- **EXTRAIT PROPOSÉ**

· · · · · · ·

Pierma a écrit :
Déjà Chapoutot semble ne parler que du management des hommes : comment les choisir, les gérer, et surtout les motiver, etc... J'ignore s'il parle du management des organisations, autrement dit de la façon de les construire et d'y distribuer les rôles, d'affecter aux dirigeants de tous niveaux un périmètre de décision et des règles de fonctionnement.
Je me cite, parce que tous les cabinets de conseil et tous les managers savent faire la différence entre management des hommes, et celui des organisations.
Mais Chapoutot en parle, dans l'interview ci-jointe. (C'est sur France Culture, il y a également un podcast que je vais écouter.)
Il en parle pour dire que si les nazis ont pensé en terme de "Menschenführung" - "management des hommes", en gros, et DRH est une traduction acceptable) en revanche ils étaient d'une incapacité crasse sur le management des organisations. Où plutôt il le transformaient en lutte à mort, darwinienne, entre organisations et services dont les attributions se recouvraient, soit la copie à tous les niveaux de ce que Hitler faisait avec ses sbires du premier cercle.
Chapoutot a écrit :
Nous sommes aussi influencés par les discours que les nazis ont tenu sur eux-mêmes : l'organisation impeccable, les trains qui arrivent à l'heure, etc. Dans la pratique, à partir de 1933, on observe que l’administration nazie, c’est une cacophonie permanente, un gigantesque maelström entropique, consommateur de temps, d'énergie et d'argent. Le nazisme est une "polycratie", une multitude de centres de pouvoir qui sont autant de petites féodalités, autour de services et d'agences multiples. A tous les niveaux surgissent des initiatives, des petits chefs. Cette polycratie a longtemps été considérée comme une pratique spontanée, non réfléchie. Mais en fait elle a été théorisée par des spécialistes de droit public et des organisations, comme Reinard Höhn, qui vont en faire une forme de darwinisme administratif consistant à placer sur le même champ de compétences une multiplicité d'institutions comme la police, l'armée, le parti, les ministères, plus les agences ad hoc, qui se multiplient sous le Troisième Reich. Ce qui engendre une concurrence absolument démentielle et une lutte quasi à mort entre ces différentes instances.
Et mon tout est un gaspillage insensé des énergies. Dans un combat "tout le monde contre tout le monde". C'est typiquement quelque chose que des responsables ou consultants en
organisation (et pas en DRH) chassent systématiquement.

· · · · · · ·

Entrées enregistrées
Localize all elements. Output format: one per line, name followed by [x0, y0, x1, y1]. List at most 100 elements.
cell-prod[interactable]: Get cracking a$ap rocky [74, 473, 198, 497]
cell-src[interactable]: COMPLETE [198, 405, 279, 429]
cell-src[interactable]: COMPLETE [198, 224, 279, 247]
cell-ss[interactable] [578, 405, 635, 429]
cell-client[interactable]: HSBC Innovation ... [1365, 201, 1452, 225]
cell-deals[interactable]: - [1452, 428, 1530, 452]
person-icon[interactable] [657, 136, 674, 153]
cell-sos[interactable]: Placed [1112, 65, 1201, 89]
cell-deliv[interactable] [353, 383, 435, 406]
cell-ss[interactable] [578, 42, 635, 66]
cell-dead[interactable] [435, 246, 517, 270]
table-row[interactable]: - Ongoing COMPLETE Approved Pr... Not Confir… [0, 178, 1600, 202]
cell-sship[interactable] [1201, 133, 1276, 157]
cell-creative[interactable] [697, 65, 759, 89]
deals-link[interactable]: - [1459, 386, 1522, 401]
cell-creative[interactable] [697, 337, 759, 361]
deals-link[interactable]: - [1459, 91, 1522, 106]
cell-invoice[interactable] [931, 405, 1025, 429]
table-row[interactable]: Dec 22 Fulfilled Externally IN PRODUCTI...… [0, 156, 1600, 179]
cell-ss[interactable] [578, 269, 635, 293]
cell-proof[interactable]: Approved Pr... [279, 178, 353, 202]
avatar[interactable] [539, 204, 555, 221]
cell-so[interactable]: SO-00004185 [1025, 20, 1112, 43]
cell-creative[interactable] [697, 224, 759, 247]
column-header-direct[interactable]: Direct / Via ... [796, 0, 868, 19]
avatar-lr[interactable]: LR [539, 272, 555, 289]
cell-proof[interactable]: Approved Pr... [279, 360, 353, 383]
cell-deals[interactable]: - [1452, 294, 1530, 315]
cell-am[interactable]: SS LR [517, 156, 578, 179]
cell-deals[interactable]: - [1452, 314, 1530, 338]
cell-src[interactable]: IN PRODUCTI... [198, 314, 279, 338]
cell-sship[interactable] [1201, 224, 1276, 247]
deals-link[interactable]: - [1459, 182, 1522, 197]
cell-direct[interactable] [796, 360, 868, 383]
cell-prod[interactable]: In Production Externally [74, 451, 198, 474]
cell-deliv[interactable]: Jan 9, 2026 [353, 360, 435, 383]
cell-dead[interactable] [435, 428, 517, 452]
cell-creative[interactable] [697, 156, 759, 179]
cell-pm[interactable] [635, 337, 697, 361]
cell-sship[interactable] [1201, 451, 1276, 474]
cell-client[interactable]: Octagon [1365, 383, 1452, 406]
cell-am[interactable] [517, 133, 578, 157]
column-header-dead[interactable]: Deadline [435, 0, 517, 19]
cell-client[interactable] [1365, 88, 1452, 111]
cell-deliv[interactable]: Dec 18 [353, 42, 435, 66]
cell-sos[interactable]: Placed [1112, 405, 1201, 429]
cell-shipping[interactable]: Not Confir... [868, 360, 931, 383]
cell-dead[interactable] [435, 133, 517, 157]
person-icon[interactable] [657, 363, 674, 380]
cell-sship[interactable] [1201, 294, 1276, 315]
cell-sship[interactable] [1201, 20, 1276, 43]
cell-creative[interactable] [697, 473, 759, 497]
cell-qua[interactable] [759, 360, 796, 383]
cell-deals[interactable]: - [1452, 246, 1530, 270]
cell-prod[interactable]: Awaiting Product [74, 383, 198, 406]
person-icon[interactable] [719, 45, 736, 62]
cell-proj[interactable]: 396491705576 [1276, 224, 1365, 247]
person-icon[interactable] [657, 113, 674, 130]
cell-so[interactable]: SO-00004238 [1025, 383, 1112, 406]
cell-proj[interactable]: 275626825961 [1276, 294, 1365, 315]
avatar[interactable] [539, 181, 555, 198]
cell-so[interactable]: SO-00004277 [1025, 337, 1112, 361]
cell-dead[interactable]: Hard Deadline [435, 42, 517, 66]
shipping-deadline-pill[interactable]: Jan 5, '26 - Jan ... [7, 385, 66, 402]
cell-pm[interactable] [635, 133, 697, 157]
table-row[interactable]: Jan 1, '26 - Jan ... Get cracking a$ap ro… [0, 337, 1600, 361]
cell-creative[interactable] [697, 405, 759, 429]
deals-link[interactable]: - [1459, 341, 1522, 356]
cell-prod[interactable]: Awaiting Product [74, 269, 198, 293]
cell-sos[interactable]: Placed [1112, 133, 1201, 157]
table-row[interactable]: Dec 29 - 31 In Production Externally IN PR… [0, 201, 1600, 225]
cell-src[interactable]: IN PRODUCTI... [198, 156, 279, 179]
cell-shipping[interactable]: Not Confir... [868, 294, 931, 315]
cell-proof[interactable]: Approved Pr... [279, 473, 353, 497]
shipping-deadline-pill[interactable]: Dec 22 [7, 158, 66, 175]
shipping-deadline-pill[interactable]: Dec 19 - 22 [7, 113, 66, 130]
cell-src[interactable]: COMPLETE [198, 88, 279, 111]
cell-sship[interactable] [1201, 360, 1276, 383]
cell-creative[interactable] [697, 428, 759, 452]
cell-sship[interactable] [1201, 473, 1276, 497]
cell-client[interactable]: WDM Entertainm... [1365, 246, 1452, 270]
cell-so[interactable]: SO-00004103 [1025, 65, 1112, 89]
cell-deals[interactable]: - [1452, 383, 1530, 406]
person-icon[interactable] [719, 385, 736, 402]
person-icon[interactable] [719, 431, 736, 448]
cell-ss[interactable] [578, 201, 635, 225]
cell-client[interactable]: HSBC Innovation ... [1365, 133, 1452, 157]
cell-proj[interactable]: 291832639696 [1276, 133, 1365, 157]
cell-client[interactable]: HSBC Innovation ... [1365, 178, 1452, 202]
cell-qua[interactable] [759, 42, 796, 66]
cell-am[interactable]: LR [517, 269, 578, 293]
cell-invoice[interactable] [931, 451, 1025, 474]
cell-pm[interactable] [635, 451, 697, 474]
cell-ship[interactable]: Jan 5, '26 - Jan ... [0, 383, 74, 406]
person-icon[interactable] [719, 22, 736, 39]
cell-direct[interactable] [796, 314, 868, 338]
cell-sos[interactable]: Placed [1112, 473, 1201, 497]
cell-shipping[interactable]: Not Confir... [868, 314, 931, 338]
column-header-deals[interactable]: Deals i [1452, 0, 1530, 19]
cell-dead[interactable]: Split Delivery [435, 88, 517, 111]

· · · · · · ·

- **CONSIGNES DE TRAVAIL**
[1] Recopiez mot pour mot le passage de l'extrait qui va de « Je me cite, parce » jusqu'à « celui des organisations. ».
[2] D'après l'extrait, par qui la polycratie nazie a-t-elle été théorisée ?
La liste est un matériau indépendant de l'extrait.

- **CORRIGÉ**
[1]
Je me cite, parce que tous les cabinets de conseil et tous les managers savent faire la différence entre management des hommes, et celui des organisations.

[2] Par des spécialistes de droit public et des organisations, comme Reinard Höhn.